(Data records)
┌──
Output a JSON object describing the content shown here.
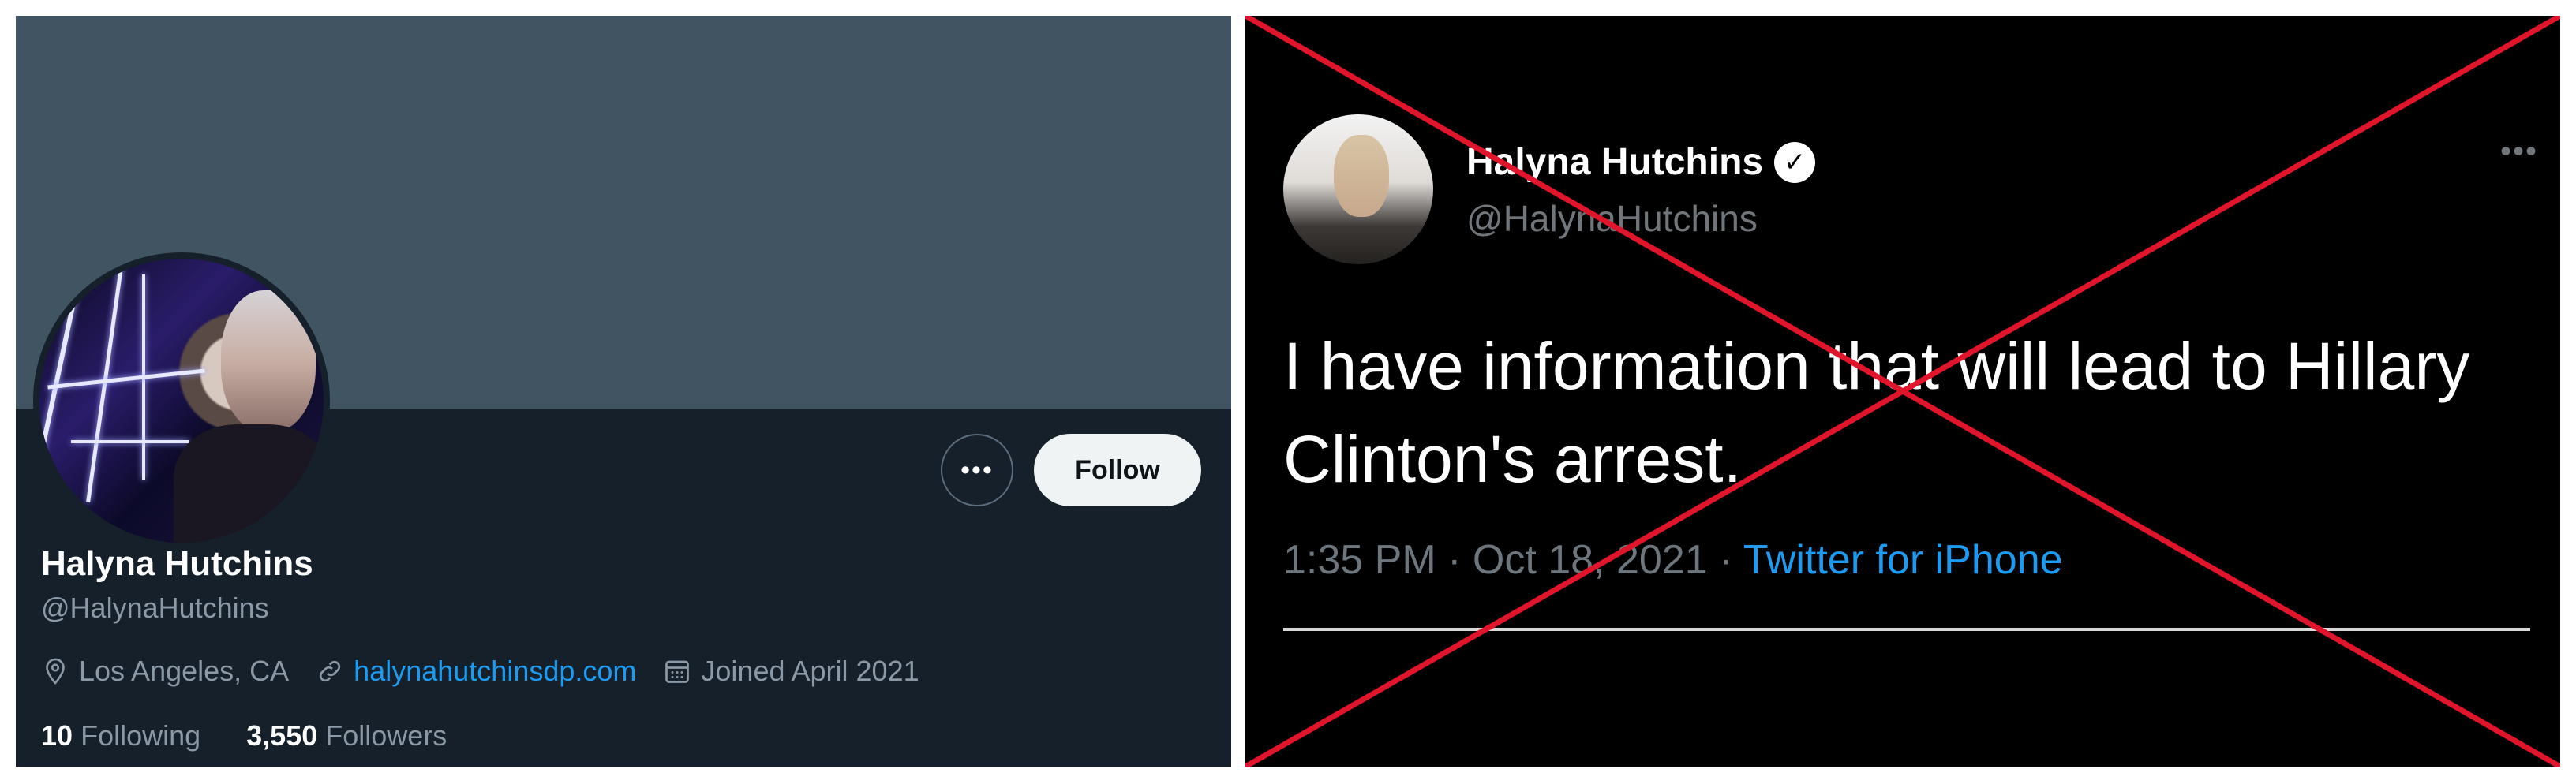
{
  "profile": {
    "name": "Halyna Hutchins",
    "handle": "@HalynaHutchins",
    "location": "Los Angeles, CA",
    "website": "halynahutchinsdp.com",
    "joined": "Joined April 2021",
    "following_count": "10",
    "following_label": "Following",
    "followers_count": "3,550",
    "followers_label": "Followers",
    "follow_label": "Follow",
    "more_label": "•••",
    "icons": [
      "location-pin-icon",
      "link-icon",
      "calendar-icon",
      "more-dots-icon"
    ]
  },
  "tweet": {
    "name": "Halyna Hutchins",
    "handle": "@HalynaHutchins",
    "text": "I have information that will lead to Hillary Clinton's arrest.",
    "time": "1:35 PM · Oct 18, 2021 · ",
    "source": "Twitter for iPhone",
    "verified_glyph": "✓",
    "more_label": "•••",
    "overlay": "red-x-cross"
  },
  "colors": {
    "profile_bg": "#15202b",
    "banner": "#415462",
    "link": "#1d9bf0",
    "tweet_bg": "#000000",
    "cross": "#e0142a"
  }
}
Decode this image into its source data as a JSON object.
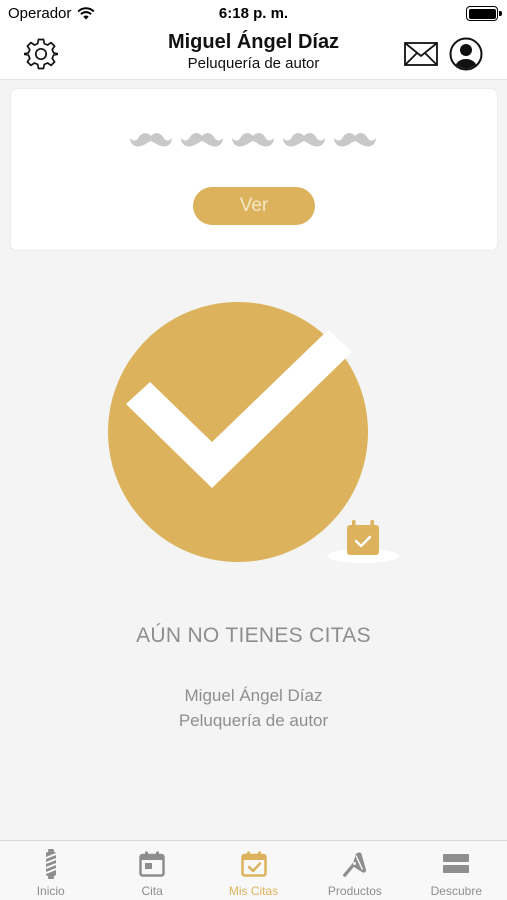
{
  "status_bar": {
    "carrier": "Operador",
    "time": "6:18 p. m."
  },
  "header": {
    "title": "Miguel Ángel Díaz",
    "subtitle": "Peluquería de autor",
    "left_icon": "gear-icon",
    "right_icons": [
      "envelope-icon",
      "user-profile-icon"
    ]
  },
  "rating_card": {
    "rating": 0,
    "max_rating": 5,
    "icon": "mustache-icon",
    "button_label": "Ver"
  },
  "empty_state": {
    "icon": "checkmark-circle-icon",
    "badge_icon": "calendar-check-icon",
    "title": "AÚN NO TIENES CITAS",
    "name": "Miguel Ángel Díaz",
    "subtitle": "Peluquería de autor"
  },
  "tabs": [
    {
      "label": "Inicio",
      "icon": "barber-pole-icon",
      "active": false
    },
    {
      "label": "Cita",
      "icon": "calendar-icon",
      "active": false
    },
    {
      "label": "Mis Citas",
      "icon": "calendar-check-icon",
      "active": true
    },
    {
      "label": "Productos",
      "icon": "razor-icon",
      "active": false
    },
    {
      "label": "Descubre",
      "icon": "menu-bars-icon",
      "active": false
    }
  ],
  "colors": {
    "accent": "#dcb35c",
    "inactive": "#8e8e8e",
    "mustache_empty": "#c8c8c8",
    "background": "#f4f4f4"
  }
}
└──
▸ Exercise details: All of the lines above should be retyped precisely, apart from the pictures.

▸ Response for this exercise:
Output a JSON object describing the content shown here.
{
  "profile": {
    "name": "Halyna Hutchins",
    "handle": "@HalynaHutchins",
    "location": "Los Angeles, CA",
    "website": "halynahutchinsdp.com",
    "joined": "Joined April 2021",
    "following_count": "10",
    "following_label": "Following",
    "followers_count": "3,550",
    "followers_label": "Followers",
    "follow_label": "Follow",
    "more_label": "•••",
    "icons": [
      "location-pin-icon",
      "link-icon",
      "calendar-icon",
      "more-dots-icon"
    ]
  },
  "tweet": {
    "name": "Halyna Hutchins",
    "handle": "@HalynaHutchins",
    "text": "I have information that will lead to Hillary Clinton's arrest.",
    "time": "1:35 PM · Oct 18, 2021 · ",
    "source": "Twitter for iPhone",
    "verified_glyph": "✓",
    "more_label": "•••",
    "overlay": "red-x-cross"
  },
  "colors": {
    "profile_bg": "#15202b",
    "banner": "#415462",
    "link": "#1d9bf0",
    "tweet_bg": "#000000",
    "cross": "#e0142a"
  }
}
Decode this image into its source data as a JSON object.
{
  "status_bar": {
    "carrier": "Operador",
    "time": "6:18 p. m."
  },
  "header": {
    "title": "Miguel Ángel Díaz",
    "subtitle": "Peluquería de autor",
    "left_icon": "gear-icon",
    "right_icons": [
      "envelope-icon",
      "user-profile-icon"
    ]
  },
  "rating_card": {
    "rating": 0,
    "max_rating": 5,
    "icon": "mustache-icon",
    "button_label": "Ver"
  },
  "empty_state": {
    "icon": "checkmark-circle-icon",
    "badge_icon": "calendar-check-icon",
    "title": "AÚN NO TIENES CITAS",
    "name": "Miguel Ángel Díaz",
    "subtitle": "Peluquería de autor"
  },
  "tabs": [
    {
      "label": "Inicio",
      "icon": "barber-pole-icon",
      "active": false
    },
    {
      "label": "Cita",
      "icon": "calendar-icon",
      "active": false
    },
    {
      "label": "Mis Citas",
      "icon": "calendar-check-icon",
      "active": true
    },
    {
      "label": "Productos",
      "icon": "razor-icon",
      "active": false
    },
    {
      "label": "Descubre",
      "icon": "menu-bars-icon",
      "active": false
    }
  ],
  "colors": {
    "accent": "#dcb35c",
    "inactive": "#8e8e8e",
    "mustache_empty": "#c8c8c8",
    "background": "#f4f4f4"
  }
}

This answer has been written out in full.